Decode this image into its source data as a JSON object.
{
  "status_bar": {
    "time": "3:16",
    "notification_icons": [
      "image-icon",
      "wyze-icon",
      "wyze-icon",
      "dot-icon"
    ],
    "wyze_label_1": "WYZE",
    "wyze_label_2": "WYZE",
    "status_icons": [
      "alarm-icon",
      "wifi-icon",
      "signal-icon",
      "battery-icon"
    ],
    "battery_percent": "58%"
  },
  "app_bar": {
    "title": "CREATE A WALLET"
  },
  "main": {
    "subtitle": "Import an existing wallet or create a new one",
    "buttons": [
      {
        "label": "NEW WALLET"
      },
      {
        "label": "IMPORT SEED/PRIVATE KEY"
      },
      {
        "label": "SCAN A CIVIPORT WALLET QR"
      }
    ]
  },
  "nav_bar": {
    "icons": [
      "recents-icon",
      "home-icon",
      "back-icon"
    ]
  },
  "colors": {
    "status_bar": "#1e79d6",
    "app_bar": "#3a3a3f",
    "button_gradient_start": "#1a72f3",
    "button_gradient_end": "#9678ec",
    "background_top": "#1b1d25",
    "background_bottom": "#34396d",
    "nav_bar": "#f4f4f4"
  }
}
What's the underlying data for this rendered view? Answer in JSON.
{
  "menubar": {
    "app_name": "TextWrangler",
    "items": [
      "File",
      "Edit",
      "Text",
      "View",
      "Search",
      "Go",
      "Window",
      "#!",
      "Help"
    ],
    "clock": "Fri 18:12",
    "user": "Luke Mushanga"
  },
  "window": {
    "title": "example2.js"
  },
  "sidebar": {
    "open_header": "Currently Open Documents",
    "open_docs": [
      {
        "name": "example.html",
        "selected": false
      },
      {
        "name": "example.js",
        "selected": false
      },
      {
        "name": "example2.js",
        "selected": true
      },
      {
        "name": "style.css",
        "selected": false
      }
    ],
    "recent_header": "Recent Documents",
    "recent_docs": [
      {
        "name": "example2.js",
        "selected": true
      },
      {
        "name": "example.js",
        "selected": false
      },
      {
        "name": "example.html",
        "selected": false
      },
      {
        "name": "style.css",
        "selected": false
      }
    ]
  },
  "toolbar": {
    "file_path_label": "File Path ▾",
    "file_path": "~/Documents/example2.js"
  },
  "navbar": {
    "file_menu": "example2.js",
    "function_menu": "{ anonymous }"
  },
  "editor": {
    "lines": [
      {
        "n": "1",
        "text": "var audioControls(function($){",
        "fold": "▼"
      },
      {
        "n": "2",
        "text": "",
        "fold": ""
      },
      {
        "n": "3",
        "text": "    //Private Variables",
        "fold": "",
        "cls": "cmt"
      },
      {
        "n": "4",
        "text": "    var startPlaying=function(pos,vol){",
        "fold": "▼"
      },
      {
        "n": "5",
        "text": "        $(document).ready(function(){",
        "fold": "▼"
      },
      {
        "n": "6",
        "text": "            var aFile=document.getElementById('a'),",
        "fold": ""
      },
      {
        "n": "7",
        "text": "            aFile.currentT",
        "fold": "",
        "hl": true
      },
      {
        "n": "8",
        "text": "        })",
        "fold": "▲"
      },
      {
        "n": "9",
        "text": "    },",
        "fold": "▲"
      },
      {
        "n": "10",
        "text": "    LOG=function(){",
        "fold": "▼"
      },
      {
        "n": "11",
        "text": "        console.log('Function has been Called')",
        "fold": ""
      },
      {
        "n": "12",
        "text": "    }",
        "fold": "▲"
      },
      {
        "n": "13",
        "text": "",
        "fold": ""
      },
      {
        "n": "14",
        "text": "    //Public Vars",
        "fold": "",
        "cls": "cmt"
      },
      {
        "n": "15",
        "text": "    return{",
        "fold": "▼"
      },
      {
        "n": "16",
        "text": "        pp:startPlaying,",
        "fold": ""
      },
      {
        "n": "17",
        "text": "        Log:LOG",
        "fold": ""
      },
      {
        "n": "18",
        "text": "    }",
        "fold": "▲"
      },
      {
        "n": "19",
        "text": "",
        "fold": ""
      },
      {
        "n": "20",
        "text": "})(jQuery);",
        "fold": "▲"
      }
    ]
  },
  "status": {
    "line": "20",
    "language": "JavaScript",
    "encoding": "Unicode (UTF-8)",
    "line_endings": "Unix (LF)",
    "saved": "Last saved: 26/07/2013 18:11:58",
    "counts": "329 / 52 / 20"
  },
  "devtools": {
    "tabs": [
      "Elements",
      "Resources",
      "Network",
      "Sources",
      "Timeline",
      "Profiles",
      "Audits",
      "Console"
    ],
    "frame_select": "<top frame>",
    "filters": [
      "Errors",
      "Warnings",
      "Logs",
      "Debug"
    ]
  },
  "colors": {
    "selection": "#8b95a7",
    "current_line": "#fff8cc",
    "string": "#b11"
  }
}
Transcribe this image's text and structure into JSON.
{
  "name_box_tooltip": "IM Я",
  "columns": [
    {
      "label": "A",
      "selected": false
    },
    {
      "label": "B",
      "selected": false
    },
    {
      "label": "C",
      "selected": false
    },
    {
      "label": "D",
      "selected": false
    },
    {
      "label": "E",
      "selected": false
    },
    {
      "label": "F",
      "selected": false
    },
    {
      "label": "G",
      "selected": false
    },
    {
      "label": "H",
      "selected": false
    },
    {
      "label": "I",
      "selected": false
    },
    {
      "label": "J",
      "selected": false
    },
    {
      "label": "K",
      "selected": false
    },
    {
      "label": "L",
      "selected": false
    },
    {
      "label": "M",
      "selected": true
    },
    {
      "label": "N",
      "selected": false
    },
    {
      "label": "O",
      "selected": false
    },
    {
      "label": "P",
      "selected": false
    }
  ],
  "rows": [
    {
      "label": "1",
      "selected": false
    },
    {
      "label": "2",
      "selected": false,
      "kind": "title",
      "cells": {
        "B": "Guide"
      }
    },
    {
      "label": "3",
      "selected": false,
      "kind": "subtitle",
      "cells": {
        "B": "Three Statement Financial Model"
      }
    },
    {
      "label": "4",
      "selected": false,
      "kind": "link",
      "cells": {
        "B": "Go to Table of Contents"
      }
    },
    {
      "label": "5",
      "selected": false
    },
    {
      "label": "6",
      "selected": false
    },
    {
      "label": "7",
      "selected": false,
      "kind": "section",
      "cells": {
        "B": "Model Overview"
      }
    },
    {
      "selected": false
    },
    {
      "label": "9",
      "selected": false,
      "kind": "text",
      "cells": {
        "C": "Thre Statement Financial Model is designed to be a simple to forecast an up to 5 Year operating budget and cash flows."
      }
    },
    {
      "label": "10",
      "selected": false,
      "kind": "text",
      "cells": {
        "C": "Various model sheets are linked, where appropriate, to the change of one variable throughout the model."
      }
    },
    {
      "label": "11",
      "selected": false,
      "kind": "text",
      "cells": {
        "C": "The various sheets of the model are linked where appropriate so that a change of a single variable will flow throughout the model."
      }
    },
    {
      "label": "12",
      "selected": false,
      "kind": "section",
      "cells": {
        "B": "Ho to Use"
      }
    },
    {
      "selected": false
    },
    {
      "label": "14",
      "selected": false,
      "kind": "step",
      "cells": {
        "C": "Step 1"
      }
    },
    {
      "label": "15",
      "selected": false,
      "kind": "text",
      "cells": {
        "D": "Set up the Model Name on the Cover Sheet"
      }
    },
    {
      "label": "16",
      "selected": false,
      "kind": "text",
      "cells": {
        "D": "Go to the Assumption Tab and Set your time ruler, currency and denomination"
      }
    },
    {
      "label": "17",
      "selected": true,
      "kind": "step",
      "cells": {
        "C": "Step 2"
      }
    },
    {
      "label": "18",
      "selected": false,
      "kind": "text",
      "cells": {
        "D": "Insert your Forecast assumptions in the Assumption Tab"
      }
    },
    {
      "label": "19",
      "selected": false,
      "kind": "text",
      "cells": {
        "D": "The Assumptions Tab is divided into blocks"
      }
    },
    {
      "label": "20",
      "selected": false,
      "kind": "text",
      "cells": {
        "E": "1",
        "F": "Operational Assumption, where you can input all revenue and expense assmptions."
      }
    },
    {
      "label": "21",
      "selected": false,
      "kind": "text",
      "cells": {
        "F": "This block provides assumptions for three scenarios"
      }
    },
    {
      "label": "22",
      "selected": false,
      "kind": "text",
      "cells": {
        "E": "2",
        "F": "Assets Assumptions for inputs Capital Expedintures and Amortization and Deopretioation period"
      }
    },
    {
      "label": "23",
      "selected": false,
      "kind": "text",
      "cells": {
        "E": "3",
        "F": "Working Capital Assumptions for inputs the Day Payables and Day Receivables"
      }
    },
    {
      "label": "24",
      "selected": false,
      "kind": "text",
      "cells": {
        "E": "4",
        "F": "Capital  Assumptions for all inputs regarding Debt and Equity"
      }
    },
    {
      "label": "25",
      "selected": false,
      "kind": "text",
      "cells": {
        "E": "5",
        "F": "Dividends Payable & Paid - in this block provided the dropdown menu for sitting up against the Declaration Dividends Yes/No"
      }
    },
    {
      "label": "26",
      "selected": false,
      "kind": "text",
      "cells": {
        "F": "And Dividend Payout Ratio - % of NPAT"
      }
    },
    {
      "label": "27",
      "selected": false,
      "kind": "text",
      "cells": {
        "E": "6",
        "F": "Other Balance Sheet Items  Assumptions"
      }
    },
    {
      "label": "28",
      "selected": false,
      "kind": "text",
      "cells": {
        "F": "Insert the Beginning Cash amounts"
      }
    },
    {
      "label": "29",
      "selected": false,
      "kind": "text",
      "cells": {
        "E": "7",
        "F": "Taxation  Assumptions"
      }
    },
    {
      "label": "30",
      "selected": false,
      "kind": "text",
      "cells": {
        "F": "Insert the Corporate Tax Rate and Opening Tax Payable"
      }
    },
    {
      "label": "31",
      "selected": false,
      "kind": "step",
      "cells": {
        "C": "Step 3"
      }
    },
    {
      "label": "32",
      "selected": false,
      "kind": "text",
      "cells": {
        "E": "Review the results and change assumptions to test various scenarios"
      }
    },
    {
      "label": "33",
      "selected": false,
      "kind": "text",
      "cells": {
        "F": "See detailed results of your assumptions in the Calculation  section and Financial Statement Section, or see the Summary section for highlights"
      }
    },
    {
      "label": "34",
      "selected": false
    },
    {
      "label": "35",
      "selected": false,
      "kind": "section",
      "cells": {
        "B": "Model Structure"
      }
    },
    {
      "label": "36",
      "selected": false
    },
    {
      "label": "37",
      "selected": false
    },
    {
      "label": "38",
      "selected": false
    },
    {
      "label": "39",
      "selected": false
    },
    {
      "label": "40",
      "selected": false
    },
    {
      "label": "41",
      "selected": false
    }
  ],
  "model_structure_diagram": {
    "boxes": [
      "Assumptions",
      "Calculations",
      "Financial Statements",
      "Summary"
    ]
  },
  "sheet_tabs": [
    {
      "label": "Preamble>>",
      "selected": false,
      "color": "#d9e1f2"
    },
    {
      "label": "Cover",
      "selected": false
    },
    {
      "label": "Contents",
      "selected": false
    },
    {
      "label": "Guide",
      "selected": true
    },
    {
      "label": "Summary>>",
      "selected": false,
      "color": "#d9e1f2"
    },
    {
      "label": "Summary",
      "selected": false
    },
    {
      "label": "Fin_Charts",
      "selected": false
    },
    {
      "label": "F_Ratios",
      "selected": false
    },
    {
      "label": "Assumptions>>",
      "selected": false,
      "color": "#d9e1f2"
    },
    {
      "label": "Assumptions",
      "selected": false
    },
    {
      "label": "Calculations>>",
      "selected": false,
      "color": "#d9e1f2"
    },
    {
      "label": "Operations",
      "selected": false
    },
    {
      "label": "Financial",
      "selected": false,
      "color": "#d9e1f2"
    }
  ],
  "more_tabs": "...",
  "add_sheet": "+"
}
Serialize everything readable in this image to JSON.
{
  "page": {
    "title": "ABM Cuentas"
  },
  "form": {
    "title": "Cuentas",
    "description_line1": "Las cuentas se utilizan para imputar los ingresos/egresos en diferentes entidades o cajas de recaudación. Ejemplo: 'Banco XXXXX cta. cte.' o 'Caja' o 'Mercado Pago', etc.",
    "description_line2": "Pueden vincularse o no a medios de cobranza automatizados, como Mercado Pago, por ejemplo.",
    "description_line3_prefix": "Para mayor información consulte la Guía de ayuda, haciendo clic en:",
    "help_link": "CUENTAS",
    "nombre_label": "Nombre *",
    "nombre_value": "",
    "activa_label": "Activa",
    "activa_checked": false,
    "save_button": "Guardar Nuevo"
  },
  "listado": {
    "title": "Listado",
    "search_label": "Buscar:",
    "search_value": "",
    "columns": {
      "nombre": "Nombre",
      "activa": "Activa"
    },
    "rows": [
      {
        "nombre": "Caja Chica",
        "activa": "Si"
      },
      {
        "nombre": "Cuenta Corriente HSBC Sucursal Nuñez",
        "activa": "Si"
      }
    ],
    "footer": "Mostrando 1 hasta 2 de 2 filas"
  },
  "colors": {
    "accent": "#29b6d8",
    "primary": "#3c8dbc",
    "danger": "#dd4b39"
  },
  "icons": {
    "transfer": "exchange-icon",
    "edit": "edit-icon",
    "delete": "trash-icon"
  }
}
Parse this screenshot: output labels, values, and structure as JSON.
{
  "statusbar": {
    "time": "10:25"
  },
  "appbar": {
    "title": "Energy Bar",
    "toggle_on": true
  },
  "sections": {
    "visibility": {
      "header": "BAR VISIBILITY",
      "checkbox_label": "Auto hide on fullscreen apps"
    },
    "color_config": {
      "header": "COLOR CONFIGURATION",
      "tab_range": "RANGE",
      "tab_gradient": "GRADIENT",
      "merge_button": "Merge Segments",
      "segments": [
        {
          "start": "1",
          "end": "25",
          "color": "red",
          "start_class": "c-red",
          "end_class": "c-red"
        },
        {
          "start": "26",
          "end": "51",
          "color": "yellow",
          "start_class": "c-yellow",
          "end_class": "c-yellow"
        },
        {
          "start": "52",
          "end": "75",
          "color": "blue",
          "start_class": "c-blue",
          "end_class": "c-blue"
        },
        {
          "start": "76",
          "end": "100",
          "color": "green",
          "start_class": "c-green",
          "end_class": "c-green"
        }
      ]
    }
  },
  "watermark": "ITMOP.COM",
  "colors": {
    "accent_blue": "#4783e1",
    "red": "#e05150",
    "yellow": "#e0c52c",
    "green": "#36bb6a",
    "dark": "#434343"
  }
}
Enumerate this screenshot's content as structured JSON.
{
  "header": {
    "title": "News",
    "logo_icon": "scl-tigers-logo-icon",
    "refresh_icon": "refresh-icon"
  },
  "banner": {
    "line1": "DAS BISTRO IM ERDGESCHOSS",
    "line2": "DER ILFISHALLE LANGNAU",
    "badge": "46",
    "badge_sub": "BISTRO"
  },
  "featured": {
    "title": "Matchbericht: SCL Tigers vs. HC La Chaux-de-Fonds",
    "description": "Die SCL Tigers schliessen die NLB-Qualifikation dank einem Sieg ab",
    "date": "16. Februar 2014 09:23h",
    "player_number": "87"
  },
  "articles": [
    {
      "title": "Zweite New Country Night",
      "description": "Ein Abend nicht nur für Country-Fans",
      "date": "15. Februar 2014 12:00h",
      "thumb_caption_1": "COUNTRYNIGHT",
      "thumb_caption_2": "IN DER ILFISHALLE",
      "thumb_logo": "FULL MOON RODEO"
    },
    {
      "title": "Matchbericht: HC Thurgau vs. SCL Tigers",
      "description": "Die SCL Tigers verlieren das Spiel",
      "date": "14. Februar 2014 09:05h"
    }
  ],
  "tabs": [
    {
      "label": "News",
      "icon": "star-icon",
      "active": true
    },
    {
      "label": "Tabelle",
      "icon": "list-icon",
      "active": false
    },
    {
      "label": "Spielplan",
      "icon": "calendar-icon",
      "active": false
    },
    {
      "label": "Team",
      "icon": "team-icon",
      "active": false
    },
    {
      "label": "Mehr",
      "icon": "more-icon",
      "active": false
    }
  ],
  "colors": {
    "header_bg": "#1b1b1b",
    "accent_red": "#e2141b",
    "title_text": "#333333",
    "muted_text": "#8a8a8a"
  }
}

---*---

**REQUIRED TASK**
Note every line above where the string "Matchbericht" shows up, and copy those lines.

**THE ANSWER**
    "title": "Matchbericht: SCL Tigers vs. HC La Chaux-de-Fonds",
      "title": "Matchbericht: HC Thurgau vs. SCL Tigers",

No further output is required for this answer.